== Request ==
Check every line below for the word "title" and show those that hold it.

== Provided records ==
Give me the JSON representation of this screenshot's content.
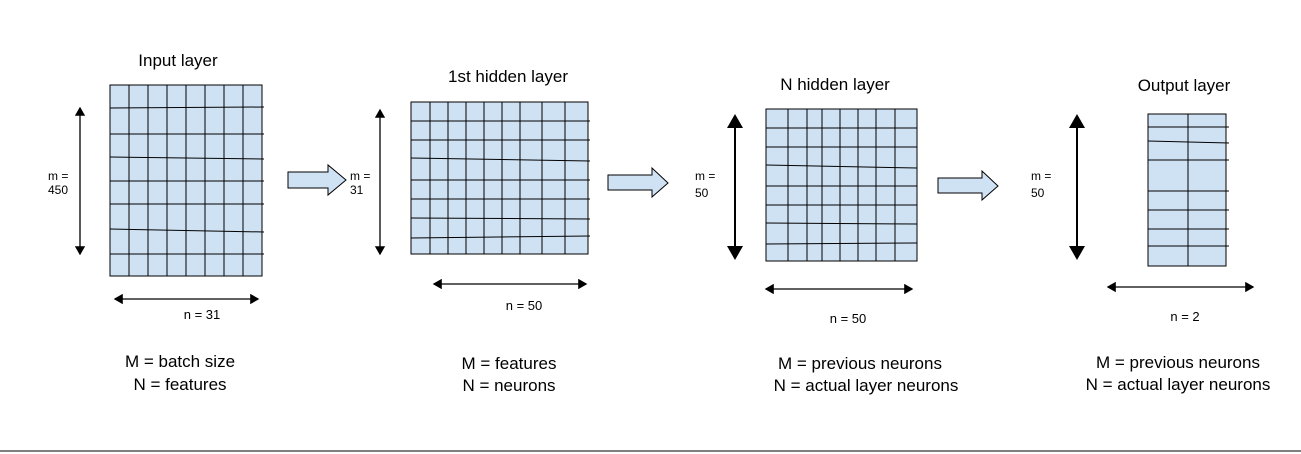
{
  "colors": {
    "cell_fill": "#cfe2f3",
    "grid_line": "#000000",
    "arrow_fill": "#cfe2f3"
  },
  "input_layer": {
    "title": "Input layer",
    "m_label_1": "m =",
    "m_label_2": "450",
    "n_label": "n = 31",
    "caption_1": "M = batch size",
    "caption_2": "N = features"
  },
  "hidden_layer_1": {
    "title": "1st hidden layer",
    "m_label_1": "m =",
    "m_label_2": "31",
    "n_label": "n = 50",
    "caption_1": "M = features",
    "caption_2": "N = neurons"
  },
  "hidden_layer_n": {
    "title": "N hidden layer",
    "m_label_1": "m =",
    "m_label_2": "50",
    "n_label": "n = 50",
    "caption_1": "M = previous neurons",
    "caption_2": "N = actual layer neurons"
  },
  "output_layer": {
    "title": "Output layer",
    "m_label_1": "m =",
    "m_label_2": "50",
    "n_label": "n = 2",
    "caption_1": "M = previous neurons",
    "caption_2": "N = actual layer neurons"
  }
}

== Task result ==
    "title": "Input layer",
    "title": "1st hidden layer",
    "title": "N hidden layer",
    "title": "Output layer",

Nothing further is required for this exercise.